# What to produce:
Copy the lines of the listing below verbatim, beginning with the line that contains "Patent image size: (676, 639)." and continuing through the line that contains "The second hole h2 is at (353, 394).".

# Stored data:
— START —

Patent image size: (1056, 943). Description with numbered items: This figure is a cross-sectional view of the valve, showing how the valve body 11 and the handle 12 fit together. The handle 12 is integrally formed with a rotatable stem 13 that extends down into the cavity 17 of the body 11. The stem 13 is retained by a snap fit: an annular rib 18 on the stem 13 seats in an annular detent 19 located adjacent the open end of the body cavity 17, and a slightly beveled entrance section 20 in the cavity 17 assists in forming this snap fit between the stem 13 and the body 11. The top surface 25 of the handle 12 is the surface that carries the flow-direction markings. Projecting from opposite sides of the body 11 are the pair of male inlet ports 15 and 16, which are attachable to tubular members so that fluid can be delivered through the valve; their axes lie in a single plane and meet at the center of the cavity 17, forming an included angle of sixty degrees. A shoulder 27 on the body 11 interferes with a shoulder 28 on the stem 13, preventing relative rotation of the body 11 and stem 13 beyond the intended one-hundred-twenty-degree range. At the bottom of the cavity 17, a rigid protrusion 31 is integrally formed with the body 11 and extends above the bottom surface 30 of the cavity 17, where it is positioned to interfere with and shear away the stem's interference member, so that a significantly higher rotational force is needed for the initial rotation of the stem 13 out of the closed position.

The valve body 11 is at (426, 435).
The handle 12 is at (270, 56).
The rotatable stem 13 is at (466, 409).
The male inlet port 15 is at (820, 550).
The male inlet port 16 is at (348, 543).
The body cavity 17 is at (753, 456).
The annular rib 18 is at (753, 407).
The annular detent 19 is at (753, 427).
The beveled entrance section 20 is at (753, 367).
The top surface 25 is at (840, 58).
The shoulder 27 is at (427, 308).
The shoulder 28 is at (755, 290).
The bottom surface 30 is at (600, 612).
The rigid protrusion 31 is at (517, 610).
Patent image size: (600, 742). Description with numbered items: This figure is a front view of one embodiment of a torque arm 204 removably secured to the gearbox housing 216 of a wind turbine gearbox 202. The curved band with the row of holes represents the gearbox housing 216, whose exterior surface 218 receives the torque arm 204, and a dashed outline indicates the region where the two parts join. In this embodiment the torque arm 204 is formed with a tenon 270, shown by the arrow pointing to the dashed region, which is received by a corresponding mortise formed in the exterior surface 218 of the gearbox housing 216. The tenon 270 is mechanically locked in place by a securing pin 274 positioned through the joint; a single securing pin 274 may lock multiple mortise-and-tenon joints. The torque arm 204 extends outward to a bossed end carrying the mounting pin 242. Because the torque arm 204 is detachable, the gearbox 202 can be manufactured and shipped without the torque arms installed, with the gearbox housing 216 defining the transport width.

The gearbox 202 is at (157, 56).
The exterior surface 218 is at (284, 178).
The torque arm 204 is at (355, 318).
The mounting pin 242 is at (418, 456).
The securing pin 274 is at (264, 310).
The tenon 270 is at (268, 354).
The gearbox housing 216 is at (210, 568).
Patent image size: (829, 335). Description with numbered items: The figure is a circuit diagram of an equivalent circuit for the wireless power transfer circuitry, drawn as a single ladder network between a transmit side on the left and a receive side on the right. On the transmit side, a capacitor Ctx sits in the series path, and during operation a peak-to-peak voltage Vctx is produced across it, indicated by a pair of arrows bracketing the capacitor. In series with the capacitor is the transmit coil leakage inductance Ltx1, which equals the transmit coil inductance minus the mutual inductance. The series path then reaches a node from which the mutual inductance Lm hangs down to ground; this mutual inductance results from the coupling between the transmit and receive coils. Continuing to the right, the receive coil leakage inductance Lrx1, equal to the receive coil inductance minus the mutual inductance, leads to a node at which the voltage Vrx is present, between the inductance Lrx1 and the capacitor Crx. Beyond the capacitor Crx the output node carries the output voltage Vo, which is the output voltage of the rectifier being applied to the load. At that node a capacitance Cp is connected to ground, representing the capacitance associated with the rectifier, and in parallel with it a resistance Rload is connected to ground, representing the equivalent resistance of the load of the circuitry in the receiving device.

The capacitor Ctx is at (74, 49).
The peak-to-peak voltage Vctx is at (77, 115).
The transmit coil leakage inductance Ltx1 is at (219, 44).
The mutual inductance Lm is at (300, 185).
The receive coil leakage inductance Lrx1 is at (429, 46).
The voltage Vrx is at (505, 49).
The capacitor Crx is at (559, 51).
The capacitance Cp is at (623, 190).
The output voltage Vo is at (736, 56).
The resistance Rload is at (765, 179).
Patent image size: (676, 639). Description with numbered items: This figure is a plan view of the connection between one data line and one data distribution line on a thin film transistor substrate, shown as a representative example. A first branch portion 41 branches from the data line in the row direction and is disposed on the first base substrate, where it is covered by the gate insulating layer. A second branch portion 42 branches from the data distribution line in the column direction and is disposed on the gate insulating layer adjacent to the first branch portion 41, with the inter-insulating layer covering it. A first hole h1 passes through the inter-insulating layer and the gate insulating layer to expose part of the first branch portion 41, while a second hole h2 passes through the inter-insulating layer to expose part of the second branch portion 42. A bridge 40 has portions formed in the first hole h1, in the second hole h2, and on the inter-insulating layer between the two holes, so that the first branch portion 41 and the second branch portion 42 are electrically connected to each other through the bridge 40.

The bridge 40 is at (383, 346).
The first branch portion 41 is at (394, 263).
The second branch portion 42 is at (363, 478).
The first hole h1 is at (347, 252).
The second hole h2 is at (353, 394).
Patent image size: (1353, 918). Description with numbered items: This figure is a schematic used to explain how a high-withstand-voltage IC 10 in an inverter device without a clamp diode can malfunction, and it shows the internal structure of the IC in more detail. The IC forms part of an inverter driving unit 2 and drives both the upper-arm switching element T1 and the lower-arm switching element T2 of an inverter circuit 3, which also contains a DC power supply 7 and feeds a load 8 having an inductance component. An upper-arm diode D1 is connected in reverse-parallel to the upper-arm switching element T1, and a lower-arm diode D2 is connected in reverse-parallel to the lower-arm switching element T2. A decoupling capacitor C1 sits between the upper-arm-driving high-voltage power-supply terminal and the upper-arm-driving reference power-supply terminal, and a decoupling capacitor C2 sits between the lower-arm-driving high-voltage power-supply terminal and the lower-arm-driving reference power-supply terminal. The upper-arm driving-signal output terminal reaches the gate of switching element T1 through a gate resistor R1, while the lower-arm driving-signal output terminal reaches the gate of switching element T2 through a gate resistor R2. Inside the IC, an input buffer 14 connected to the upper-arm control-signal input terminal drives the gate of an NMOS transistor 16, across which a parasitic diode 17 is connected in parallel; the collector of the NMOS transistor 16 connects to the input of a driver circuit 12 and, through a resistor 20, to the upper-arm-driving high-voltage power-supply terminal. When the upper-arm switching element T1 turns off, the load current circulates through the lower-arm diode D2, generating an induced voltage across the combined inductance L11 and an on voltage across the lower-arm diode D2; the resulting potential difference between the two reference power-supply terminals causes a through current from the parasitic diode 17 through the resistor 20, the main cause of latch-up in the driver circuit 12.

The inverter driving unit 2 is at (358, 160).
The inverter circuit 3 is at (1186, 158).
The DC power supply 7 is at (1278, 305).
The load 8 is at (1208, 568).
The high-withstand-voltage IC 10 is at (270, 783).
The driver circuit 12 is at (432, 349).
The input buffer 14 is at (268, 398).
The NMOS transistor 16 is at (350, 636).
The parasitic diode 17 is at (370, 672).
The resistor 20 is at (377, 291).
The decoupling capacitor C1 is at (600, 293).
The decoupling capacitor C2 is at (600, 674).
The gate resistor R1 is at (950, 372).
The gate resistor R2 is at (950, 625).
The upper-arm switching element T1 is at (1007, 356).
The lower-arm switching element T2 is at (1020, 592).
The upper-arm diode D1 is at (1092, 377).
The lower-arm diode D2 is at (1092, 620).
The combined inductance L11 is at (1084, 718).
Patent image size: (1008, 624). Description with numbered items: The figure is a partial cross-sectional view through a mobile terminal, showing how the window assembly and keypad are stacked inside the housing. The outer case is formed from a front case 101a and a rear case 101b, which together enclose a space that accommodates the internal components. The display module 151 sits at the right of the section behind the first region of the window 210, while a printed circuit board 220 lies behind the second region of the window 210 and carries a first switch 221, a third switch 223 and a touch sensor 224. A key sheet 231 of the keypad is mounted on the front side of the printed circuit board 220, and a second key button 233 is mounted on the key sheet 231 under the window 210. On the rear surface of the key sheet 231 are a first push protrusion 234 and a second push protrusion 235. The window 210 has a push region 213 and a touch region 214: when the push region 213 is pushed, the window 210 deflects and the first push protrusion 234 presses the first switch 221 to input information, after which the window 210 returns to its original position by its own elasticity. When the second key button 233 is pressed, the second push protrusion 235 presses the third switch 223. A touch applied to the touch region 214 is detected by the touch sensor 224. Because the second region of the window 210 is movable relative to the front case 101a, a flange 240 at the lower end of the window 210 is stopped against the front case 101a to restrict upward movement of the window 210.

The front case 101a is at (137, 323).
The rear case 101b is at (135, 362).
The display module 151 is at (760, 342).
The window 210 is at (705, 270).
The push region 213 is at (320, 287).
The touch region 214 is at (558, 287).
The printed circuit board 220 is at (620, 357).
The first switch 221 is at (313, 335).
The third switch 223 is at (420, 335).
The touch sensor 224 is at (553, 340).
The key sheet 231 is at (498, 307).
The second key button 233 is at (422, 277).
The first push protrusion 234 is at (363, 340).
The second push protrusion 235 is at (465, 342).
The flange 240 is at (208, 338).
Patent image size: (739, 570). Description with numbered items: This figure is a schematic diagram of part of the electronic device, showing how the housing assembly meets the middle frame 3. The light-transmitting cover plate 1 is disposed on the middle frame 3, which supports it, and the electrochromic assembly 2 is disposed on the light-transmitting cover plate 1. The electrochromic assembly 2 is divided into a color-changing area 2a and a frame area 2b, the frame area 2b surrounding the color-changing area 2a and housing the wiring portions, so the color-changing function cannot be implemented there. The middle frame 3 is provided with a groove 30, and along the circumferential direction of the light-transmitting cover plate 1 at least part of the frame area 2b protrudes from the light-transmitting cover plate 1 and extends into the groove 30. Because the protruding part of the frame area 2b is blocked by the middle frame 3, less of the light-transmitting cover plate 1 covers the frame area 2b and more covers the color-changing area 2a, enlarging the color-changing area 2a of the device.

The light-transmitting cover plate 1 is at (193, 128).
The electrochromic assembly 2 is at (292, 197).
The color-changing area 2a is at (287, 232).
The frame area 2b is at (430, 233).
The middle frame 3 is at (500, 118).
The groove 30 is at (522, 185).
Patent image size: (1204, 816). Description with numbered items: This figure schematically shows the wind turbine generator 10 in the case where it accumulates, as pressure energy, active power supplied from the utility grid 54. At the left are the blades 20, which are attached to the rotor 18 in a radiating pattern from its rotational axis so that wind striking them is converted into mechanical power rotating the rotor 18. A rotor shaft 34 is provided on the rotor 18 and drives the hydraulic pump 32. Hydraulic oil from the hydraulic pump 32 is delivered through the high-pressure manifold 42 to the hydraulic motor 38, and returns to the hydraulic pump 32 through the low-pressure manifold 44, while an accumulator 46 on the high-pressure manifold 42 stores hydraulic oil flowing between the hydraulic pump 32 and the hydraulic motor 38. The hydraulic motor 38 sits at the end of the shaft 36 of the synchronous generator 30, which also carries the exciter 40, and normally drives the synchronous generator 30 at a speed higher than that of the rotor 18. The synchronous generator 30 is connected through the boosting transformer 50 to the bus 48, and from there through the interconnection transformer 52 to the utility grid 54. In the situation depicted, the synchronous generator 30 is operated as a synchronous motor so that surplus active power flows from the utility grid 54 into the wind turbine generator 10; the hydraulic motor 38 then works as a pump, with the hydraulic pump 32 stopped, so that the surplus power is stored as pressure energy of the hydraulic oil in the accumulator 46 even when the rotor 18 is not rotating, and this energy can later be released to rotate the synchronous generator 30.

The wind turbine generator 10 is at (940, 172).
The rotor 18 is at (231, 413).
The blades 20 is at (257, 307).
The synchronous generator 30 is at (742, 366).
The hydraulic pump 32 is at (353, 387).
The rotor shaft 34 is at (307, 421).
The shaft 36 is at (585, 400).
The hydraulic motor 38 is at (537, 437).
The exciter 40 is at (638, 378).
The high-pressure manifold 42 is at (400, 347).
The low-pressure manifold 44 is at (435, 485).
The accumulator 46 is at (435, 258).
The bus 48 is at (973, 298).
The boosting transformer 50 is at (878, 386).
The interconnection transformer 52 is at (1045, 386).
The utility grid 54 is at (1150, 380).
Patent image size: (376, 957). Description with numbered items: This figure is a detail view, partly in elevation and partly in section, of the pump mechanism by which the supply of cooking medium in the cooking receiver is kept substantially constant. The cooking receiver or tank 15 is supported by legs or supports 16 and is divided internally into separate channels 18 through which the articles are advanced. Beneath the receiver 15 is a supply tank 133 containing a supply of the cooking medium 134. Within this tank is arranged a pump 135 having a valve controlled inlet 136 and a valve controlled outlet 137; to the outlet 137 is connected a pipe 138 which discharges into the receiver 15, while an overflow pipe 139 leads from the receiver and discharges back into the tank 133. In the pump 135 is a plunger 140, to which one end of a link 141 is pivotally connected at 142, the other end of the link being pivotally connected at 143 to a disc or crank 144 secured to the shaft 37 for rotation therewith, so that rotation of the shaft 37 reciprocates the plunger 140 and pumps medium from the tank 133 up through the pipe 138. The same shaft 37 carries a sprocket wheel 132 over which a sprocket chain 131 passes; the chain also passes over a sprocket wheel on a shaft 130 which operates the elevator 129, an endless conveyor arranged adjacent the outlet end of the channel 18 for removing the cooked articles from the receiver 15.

— END —

# Reply to the exercise:
Patent image size: (676, 639). Description with numbered items: This figure is a plan view of the connection between one data line and one data distribution line on a thin film transistor substrate, shown as a representative example. A first branch portion 41 branches from the data line in the row direction and is disposed on the first base substrate, where it is covered by the gate insulating layer. A second branch portion 42 branches from the data distribution line in the column direction and is disposed on the gate insulating layer adjacent to the first branch portion 41, with the inter-insulating layer covering it. A first hole h1 passes through the inter-insulating layer and the gate insulating layer to expose part of the first branch portion 41, while a second hole h2 passes through the inter-insulating layer to expose part of the second branch portion 42. A bridge 40 has portions formed in the first hole h1, in the second hole h2, and on the inter-insulating layer between the two holes, so that the first branch portion 41 and the second branch portion 42 are electrically connected to each other through the bridge 40.

The bridge 40 is at (383, 346).
The first branch portion 41 is at (394, 263).
The second branch portion 42 is at (363, 478).
The first hole h1 is at (347, 252).
The second hole h2 is at (353, 394).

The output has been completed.